(Figure dataset records)
◆ ◆ ◆ ◆
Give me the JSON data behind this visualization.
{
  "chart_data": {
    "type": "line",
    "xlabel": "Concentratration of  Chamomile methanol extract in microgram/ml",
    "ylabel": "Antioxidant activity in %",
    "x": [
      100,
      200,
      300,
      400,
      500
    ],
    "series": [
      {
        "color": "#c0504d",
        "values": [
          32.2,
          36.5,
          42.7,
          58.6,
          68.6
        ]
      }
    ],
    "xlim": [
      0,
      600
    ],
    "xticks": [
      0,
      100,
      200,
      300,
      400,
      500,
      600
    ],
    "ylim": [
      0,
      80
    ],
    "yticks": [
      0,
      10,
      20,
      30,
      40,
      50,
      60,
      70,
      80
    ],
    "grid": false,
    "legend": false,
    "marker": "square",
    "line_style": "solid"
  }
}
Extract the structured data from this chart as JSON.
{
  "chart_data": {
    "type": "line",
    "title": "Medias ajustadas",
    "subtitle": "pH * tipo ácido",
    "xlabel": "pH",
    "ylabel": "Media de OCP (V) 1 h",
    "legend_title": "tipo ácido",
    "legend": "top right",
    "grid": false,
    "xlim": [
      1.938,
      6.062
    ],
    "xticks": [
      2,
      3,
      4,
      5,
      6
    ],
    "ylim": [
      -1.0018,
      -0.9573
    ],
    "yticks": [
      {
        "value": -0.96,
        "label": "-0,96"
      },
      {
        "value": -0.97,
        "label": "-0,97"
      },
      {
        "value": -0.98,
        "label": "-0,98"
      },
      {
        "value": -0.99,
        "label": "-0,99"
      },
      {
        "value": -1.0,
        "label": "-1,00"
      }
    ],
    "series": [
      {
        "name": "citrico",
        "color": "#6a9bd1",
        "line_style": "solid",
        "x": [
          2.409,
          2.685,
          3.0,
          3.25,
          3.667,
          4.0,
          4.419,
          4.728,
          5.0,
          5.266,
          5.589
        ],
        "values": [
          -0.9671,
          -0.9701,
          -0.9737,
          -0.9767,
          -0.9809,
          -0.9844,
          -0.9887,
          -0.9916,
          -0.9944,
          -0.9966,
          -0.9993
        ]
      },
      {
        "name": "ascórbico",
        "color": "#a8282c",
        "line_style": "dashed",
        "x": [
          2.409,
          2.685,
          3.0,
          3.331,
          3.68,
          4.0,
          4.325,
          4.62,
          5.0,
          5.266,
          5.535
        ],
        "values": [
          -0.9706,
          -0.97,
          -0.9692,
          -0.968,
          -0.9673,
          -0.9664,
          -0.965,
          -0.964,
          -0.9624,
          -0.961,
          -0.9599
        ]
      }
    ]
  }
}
◆ ◆ ◆ ◆
GOAL: Would you write down every record again, exactly?

EXPECTED ANSWER:
Give me the JSON data behind this visualization.
{
  "chart_data": {
    "type": "line",
    "xlabel": "Concentratration of  Chamomile methanol extract in microgram/ml",
    "ylabel": "Antioxidant activity in %",
    "x": [
      100,
      200,
      300,
      400,
      500
    ],
    "series": [
      {
        "color": "#c0504d",
        "values": [
          32.2,
          36.5,
          42.7,
          58.6,
          68.6
        ]
      }
    ],
    "xlim": [
      0,
      600
    ],
    "xticks": [
      0,
      100,
      200,
      300,
      400,
      500,
      600
    ],
    "ylim": [
      0,
      80
    ],
    "yticks": [
      0,
      10,
      20,
      30,
      40,
      50,
      60,
      70,
      80
    ],
    "grid": false,
    "legend": false,
    "marker": "square",
    "line_style": "solid"
  }
}
Extract the structured data from this chart as JSON.
{
  "chart_data": {
    "type": "line",
    "title": "Medias ajustadas",
    "subtitle": "pH * tipo ácido",
    "xlabel": "pH",
    "ylabel": "Media de OCP (V) 1 h",
    "legend_title": "tipo ácido",
    "legend": "top right",
    "grid": false,
    "xlim": [
      1.938,
      6.062
    ],
    "xticks": [
      2,
      3,
      4,
      5,
      6
    ],
    "ylim": [
      -1.0018,
      -0.9573
    ],
    "yticks": [
      {
        "value": -0.96,
        "label": "-0,96"
      },
      {
        "value": -0.97,
        "label": "-0,97"
      },
      {
        "value": -0.98,
        "label": "-0,98"
      },
      {
        "value": -0.99,
        "label": "-0,99"
      },
      {
        "value": -1.0,
        "label": "-1,00"
      }
    ],
    "series": [
      {
        "name": "citrico",
        "color": "#6a9bd1",
        "line_style": "solid",
        "x": [
          2.409,
          2.685,
          3.0,
          3.25,
          3.667,
          4.0,
          4.419,
          4.728,
          5.0,
          5.266,
          5.589
        ],
        "values": [
          -0.9671,
          -0.9701,
          -0.9737,
          -0.9767,
          -0.9809,
          -0.9844,
          -0.9887,
          -0.9916,
          -0.9944,
          -0.9966,
          -0.9993
        ]
      },
      {
        "name": "ascórbico",
        "color": "#a8282c",
        "line_style": "dashed",
        "x": [
          2.409,
          2.685,
          3.0,
          3.331,
          3.68,
          4.0,
          4.325,
          4.62,
          5.0,
          5.266,
          5.535
        ],
        "values": [
          -0.9706,
          -0.97,
          -0.9692,
          -0.968,
          -0.9673,
          -0.9664,
          -0.965,
          -0.964,
          -0.9624,
          -0.961,
          -0.9599
        ]
      }
    ]
  }
}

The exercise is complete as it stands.